** start Information shown **

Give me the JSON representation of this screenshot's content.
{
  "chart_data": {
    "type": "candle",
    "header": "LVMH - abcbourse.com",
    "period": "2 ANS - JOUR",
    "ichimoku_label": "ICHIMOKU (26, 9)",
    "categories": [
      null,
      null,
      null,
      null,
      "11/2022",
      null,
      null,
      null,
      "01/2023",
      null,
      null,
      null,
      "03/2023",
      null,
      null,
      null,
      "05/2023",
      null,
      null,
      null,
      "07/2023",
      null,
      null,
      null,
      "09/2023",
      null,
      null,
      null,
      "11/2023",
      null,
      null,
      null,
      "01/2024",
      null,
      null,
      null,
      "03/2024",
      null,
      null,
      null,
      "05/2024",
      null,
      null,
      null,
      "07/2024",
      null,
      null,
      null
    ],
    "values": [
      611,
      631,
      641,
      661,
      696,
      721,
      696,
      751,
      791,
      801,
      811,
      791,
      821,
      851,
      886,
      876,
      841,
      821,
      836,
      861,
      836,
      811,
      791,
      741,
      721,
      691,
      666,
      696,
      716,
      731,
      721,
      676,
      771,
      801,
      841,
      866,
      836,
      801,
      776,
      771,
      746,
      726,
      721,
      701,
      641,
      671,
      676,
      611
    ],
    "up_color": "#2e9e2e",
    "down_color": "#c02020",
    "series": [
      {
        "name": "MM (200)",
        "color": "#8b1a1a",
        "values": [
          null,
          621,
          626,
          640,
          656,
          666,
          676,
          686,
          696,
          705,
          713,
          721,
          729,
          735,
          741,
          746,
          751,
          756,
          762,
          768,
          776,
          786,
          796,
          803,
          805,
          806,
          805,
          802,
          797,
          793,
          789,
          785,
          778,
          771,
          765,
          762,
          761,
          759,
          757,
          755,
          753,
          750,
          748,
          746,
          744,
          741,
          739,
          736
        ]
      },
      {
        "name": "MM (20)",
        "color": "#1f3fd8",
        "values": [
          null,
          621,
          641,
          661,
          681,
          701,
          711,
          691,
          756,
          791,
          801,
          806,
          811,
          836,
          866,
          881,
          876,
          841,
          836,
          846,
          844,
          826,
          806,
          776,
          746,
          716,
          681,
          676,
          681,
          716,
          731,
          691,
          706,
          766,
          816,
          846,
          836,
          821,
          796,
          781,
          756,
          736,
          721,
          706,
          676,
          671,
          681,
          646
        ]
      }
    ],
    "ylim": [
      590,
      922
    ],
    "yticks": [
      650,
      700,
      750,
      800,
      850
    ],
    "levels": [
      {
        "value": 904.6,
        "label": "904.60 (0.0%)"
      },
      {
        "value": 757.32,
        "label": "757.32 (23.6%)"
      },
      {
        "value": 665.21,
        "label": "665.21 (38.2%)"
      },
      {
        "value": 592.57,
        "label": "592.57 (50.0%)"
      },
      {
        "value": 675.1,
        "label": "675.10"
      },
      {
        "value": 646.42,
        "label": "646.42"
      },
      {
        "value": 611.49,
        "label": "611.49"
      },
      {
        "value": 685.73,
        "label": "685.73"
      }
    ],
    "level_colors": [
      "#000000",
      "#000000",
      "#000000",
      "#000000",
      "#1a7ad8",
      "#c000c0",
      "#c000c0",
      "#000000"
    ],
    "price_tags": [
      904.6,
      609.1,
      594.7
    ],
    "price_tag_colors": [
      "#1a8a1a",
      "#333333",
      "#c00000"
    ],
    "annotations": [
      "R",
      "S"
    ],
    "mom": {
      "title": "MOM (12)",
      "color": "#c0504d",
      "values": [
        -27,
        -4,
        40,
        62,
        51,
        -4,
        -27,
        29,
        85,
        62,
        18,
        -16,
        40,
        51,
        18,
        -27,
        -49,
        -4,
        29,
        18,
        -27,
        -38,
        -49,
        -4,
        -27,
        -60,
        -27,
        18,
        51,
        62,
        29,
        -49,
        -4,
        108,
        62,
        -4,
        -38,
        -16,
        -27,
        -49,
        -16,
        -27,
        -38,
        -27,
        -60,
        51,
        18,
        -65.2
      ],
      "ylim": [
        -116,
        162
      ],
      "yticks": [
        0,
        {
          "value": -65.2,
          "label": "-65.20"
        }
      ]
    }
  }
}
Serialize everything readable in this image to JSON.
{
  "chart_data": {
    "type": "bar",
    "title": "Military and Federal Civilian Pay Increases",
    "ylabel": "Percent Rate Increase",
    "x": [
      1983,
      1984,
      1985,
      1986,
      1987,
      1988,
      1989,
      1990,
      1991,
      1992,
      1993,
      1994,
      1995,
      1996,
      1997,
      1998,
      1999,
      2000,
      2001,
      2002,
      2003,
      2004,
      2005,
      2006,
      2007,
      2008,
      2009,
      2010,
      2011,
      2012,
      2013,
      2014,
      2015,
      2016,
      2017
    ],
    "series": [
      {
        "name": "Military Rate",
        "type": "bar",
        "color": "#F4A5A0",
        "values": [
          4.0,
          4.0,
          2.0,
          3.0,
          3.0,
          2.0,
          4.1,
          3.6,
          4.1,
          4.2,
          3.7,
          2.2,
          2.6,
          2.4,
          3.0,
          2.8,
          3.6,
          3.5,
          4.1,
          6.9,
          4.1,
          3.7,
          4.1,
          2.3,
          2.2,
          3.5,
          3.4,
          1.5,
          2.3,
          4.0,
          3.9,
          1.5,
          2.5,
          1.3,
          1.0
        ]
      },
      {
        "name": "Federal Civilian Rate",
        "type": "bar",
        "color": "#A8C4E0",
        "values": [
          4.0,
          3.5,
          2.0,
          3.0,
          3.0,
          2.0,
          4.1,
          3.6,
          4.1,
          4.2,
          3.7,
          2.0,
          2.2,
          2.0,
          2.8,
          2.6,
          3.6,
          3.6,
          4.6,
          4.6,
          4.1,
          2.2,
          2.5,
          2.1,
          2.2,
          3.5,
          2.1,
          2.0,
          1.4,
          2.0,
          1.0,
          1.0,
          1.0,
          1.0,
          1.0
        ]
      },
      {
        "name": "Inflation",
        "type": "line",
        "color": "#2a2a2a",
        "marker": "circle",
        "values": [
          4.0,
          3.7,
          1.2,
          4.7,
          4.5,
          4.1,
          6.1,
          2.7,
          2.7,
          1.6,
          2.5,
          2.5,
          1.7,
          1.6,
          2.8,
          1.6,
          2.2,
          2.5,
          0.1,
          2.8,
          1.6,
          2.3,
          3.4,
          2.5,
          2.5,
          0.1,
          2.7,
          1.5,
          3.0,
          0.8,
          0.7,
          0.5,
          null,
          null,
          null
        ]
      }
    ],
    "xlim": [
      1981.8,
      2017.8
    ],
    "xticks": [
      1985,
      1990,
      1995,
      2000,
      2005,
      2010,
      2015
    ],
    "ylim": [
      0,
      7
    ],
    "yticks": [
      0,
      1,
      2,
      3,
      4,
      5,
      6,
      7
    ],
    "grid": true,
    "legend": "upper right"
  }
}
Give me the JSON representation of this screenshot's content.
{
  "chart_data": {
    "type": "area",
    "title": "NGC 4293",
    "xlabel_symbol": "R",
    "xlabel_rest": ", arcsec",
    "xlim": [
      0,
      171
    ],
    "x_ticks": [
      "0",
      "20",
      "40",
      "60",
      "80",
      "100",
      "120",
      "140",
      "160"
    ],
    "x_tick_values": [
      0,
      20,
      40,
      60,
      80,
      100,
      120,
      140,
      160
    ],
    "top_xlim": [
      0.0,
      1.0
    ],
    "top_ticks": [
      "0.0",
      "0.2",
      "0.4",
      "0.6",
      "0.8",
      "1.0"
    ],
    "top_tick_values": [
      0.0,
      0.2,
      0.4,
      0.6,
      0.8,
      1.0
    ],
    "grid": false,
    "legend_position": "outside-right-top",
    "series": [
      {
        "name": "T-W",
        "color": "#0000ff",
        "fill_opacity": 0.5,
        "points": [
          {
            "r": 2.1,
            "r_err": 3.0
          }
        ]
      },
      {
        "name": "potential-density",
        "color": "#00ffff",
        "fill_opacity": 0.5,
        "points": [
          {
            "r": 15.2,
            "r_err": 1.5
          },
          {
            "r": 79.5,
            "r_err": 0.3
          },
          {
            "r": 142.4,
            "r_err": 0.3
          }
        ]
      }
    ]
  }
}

** end Information shown **

Which lines in the records above contain the string "Rate"? Copy each one.

Result ::
    "ylabel": "Percent Rate Increase",
        "name": "Military Rate",
        "name": "Federal Civilian Rate",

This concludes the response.